• _Task goal_:
Your answer should be one number: how many lines of the data include the string "Huumausaineen"?

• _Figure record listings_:
• • • • • • •
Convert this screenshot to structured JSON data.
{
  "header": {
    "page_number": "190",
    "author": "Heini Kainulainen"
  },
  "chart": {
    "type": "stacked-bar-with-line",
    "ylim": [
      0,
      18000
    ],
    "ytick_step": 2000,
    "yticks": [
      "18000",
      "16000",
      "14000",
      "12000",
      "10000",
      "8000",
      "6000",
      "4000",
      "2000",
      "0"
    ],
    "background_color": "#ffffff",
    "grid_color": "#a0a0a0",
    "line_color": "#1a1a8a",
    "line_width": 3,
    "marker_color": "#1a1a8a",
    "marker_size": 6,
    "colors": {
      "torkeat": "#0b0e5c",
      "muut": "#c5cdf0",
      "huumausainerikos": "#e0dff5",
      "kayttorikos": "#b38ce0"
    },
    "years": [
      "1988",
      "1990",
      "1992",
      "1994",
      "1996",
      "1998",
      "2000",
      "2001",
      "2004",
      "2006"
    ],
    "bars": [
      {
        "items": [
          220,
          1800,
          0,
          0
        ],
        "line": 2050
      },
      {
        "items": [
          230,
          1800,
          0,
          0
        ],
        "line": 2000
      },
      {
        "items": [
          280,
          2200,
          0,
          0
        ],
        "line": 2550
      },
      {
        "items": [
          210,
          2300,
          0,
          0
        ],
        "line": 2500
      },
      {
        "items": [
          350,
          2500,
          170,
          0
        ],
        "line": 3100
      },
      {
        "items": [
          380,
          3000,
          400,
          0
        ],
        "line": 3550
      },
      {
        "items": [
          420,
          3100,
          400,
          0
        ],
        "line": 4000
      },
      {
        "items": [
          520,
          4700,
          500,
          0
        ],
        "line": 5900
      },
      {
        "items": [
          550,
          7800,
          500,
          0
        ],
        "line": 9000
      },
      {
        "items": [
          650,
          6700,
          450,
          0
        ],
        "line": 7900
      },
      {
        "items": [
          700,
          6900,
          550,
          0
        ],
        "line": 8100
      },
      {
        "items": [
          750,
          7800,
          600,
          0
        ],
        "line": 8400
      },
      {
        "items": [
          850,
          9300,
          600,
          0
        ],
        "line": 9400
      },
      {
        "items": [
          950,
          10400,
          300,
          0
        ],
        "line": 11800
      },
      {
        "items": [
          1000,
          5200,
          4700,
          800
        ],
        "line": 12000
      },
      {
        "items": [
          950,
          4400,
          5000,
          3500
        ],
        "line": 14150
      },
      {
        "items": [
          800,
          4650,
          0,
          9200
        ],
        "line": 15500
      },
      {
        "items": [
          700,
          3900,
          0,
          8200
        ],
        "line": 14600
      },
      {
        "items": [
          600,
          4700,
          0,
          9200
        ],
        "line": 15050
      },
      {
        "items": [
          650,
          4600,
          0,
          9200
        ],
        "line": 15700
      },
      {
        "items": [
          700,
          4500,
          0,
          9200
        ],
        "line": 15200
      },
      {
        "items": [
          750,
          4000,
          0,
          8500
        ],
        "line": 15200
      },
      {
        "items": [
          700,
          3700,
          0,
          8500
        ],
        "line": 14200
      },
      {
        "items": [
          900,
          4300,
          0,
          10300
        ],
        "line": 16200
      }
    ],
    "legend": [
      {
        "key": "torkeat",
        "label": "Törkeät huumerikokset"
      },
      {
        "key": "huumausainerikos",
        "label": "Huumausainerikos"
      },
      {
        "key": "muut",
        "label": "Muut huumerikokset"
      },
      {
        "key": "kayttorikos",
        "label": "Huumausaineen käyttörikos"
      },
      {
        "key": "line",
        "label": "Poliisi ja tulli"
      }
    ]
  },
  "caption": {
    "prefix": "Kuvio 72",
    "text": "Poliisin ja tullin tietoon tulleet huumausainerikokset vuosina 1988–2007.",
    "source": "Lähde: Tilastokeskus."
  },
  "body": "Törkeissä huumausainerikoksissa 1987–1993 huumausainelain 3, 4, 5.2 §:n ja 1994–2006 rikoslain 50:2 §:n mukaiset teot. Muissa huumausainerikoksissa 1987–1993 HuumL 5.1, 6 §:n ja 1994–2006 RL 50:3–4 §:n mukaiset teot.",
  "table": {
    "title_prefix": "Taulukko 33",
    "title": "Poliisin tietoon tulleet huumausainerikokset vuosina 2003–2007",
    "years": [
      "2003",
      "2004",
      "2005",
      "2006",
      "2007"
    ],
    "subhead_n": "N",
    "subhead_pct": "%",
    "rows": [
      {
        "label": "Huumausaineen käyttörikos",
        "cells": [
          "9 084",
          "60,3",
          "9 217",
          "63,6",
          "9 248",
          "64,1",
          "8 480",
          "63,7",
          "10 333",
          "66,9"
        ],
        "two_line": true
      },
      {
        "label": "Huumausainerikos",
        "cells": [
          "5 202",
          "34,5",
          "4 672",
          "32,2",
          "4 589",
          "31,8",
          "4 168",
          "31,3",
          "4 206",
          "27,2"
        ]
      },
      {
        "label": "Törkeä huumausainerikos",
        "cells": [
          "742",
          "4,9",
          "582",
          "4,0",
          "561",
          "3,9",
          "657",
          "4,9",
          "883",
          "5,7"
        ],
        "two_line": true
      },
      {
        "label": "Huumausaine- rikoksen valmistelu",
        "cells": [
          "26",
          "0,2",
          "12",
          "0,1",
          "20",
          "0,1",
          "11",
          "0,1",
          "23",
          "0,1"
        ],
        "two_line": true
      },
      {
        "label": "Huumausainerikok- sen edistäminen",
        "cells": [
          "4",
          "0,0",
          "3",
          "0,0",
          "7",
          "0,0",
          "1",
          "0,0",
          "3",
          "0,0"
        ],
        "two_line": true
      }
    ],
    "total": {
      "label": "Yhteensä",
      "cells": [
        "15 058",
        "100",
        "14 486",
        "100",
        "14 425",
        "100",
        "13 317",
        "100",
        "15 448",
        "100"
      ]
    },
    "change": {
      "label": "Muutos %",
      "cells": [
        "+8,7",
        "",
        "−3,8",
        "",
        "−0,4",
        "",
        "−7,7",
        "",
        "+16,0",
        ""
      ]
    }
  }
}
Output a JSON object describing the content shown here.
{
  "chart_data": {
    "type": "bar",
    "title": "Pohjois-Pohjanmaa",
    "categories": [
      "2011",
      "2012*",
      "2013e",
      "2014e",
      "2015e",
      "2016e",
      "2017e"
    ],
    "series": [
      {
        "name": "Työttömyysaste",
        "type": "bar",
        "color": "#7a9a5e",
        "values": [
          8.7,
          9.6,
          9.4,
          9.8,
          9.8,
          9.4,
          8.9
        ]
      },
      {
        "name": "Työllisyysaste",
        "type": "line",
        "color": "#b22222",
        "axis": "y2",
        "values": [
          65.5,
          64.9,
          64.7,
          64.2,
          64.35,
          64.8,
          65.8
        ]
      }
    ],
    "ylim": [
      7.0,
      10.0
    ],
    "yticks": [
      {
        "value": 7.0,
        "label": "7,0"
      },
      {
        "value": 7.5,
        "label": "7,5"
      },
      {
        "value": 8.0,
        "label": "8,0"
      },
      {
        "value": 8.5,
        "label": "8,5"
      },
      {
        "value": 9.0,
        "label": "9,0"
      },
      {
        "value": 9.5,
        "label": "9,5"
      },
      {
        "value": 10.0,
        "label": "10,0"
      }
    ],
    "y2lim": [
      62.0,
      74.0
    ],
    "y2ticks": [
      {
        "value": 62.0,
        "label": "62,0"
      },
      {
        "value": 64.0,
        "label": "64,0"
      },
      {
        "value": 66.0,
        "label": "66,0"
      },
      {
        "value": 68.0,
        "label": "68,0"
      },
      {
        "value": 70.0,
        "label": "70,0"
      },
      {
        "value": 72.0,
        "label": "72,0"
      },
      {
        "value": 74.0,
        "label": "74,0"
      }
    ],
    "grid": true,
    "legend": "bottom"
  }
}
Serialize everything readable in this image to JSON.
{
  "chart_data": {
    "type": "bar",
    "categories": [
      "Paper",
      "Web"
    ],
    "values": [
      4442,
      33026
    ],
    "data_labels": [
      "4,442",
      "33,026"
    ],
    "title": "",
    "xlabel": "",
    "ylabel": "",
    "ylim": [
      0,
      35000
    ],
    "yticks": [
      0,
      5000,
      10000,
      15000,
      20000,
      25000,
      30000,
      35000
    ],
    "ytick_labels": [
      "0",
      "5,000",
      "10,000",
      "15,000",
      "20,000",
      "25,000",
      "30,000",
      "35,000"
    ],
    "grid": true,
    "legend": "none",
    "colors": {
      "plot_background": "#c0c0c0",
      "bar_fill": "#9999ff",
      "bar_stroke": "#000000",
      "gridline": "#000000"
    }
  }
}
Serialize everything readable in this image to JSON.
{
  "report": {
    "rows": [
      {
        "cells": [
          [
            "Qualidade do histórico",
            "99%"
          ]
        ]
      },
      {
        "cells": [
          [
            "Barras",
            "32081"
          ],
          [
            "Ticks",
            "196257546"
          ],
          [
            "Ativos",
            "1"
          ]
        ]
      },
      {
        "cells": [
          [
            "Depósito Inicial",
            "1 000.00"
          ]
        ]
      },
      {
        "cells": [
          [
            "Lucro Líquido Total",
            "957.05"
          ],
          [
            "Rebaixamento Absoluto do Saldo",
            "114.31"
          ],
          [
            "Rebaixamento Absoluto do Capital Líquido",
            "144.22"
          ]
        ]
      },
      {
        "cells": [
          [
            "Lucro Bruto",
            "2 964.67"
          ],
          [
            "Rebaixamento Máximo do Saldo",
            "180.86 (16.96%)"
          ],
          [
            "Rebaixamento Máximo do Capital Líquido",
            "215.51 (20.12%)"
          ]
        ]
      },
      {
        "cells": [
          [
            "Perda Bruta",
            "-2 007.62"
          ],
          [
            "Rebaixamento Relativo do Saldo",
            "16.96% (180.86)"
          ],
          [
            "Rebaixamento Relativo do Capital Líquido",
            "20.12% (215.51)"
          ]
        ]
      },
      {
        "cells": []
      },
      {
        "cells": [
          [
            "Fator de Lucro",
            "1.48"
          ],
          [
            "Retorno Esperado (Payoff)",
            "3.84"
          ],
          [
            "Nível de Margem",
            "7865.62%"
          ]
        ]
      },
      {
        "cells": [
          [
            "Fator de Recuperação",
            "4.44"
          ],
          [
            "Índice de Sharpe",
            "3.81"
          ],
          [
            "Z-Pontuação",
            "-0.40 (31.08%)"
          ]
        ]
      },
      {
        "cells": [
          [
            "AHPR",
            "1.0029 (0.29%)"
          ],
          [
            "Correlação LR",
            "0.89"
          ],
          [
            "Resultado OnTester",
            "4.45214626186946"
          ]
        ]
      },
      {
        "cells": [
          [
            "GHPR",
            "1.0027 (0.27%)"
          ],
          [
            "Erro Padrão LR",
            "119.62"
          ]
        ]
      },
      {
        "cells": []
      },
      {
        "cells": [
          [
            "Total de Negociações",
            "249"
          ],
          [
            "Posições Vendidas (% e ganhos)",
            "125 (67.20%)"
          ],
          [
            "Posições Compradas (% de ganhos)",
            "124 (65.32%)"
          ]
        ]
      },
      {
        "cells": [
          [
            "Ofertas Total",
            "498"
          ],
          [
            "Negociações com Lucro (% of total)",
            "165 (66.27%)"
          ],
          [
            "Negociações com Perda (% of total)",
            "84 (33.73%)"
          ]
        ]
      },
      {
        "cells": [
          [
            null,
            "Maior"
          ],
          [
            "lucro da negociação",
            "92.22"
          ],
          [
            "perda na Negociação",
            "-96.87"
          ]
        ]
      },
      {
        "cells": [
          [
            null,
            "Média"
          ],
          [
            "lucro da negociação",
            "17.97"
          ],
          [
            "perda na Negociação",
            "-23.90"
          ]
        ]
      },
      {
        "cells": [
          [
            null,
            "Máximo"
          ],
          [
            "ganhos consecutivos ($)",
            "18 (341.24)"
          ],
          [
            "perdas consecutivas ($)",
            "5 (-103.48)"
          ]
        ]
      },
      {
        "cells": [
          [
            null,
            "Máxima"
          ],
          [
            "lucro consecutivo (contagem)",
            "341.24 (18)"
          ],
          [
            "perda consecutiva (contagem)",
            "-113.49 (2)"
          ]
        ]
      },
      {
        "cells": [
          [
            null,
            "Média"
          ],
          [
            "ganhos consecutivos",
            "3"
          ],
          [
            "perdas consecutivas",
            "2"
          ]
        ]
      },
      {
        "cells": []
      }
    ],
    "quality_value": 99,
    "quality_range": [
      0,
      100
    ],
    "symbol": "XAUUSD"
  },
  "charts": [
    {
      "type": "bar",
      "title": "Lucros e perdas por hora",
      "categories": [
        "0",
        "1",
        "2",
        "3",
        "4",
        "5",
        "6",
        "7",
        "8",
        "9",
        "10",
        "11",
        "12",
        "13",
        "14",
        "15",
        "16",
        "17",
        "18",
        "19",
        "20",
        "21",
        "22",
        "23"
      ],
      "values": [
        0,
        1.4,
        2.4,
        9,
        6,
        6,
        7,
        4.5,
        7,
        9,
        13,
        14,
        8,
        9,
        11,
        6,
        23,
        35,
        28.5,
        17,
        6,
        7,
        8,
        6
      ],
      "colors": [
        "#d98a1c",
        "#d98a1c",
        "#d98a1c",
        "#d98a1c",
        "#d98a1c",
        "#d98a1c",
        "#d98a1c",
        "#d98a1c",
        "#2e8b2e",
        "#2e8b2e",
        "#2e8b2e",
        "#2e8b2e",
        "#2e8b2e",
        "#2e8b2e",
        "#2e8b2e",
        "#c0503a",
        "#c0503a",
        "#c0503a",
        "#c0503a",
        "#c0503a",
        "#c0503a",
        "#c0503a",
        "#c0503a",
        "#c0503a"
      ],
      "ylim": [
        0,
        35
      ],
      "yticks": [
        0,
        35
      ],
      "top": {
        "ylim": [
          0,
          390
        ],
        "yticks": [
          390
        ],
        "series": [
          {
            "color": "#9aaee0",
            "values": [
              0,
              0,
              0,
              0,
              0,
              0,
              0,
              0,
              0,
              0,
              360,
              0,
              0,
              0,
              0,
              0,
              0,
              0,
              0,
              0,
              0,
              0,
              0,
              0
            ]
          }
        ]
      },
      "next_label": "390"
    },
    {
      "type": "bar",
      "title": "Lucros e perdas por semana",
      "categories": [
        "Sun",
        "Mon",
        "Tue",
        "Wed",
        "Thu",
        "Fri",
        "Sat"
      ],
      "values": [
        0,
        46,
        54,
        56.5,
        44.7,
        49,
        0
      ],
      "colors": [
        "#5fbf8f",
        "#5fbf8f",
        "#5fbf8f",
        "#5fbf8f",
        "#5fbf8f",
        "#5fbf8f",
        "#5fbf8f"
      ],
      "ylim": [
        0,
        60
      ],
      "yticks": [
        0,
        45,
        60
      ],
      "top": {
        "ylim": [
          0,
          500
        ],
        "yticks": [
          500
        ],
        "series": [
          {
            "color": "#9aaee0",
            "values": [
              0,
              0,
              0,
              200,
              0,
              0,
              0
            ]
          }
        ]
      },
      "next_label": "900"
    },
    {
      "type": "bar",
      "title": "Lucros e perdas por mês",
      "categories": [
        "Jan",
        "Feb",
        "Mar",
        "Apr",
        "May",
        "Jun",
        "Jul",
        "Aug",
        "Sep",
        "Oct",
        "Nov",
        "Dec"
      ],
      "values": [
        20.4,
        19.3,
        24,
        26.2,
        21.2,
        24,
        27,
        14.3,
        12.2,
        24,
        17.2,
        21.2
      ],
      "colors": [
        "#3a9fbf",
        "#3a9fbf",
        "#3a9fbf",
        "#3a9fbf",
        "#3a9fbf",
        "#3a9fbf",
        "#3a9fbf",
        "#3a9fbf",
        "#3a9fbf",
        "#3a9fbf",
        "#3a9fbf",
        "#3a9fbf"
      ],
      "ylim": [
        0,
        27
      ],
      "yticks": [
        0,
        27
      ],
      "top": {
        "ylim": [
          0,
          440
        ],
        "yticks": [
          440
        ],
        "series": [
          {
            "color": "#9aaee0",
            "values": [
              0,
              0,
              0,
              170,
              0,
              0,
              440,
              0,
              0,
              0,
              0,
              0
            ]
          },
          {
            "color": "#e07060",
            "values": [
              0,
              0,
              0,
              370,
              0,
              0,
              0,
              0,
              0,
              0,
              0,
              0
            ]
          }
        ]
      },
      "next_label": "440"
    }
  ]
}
• • • • • • •
• _Solution to the problem_:
2